Report the count of lines below that include "name", without any other text.

## Supplied entries
******

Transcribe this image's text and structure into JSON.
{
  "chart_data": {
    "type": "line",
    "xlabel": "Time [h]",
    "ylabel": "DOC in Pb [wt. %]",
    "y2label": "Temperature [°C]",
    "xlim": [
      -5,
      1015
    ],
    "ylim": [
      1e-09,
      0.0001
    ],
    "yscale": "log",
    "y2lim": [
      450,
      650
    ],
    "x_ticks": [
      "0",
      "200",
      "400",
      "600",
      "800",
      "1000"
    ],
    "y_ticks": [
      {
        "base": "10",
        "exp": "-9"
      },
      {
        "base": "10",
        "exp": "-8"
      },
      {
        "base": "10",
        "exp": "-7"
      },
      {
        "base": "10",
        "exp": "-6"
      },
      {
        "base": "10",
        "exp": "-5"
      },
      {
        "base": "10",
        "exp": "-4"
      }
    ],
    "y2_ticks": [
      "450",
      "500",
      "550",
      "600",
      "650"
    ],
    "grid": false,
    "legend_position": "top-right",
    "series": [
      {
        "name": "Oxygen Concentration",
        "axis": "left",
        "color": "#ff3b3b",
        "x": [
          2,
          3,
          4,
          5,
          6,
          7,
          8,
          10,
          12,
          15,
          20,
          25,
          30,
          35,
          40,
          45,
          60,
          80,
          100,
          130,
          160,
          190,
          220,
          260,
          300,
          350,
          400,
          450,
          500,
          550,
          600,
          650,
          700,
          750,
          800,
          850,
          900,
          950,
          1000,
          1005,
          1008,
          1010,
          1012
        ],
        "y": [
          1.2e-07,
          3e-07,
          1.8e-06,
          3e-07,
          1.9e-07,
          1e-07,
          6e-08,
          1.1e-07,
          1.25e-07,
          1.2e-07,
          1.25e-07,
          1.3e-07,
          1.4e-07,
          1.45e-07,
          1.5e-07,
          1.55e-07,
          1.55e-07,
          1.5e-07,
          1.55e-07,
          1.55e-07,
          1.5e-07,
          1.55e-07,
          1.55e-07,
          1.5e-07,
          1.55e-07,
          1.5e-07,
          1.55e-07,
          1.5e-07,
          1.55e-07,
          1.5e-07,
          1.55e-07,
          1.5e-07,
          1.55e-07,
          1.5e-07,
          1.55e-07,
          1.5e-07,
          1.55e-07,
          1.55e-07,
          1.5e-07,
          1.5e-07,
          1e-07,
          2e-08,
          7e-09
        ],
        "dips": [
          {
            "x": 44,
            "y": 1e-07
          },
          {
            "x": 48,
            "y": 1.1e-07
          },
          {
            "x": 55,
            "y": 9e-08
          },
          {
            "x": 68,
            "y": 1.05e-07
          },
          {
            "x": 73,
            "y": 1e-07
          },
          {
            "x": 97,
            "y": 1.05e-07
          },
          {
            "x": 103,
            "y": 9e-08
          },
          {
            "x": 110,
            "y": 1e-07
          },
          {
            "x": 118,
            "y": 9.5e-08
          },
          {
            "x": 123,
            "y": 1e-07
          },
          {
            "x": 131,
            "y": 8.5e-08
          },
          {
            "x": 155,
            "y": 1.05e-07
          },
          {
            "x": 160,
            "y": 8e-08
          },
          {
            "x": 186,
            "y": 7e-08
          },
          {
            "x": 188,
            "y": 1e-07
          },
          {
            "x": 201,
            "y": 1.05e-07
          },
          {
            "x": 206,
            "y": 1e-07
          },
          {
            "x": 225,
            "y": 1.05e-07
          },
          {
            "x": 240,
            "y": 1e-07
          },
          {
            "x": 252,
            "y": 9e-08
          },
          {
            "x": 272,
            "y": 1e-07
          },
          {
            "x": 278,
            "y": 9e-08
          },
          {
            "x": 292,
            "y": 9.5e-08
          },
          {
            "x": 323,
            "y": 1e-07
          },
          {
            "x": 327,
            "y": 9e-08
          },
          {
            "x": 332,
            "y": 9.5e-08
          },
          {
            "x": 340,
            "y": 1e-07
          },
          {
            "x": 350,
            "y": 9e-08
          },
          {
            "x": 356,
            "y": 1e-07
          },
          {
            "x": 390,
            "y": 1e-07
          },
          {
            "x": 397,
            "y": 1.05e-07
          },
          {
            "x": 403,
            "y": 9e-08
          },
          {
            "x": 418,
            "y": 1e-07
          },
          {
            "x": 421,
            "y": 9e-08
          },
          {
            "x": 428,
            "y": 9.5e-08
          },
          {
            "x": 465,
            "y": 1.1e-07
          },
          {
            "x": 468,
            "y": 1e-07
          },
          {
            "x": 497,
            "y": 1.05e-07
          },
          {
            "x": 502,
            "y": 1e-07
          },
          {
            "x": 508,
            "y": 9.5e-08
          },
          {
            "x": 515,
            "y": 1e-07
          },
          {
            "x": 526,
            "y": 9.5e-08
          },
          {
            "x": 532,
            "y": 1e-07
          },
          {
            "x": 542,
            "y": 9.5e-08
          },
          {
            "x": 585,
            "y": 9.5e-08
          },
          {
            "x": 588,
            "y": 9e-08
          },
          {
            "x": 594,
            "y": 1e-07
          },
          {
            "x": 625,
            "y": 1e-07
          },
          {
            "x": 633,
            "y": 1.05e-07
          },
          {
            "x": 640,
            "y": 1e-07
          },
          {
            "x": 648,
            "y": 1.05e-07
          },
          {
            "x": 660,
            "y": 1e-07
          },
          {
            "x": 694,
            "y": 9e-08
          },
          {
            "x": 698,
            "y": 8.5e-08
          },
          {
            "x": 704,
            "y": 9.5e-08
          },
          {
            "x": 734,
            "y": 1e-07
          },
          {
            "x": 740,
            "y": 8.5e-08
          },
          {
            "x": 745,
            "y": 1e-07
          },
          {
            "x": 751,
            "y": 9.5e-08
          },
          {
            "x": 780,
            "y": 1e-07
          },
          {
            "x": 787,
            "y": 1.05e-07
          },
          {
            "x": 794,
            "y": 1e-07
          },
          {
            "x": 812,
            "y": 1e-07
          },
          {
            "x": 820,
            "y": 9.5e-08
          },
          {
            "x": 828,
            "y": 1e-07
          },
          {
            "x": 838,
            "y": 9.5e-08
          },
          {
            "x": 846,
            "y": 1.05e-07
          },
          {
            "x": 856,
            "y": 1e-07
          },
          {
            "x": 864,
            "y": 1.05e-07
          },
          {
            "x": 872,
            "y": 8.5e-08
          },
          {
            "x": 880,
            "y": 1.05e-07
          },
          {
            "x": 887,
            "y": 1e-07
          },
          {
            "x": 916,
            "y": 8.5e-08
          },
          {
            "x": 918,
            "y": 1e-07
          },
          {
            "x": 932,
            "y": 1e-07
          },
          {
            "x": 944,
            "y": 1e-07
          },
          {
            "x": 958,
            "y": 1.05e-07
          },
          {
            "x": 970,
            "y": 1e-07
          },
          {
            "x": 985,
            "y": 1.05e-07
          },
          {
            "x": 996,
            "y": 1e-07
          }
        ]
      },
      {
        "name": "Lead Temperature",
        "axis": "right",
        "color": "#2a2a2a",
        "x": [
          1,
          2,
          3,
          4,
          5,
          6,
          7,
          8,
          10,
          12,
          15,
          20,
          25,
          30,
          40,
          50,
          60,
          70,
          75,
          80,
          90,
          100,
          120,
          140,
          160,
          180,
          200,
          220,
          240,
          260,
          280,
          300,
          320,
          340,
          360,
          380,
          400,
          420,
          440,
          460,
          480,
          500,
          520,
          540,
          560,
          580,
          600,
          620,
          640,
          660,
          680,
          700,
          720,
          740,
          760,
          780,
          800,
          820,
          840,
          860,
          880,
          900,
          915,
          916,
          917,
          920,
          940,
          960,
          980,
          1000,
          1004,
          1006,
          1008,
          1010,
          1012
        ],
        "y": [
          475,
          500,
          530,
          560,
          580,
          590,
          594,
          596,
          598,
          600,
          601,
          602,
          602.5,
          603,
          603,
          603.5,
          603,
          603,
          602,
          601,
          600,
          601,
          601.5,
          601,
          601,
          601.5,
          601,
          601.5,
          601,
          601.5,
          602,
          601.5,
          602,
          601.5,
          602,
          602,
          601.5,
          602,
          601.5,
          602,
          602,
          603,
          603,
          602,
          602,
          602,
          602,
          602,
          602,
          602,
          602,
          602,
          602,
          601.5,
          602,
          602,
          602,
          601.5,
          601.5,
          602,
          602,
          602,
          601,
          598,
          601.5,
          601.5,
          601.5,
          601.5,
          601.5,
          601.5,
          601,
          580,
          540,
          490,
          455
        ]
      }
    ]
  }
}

******

## Written answer
2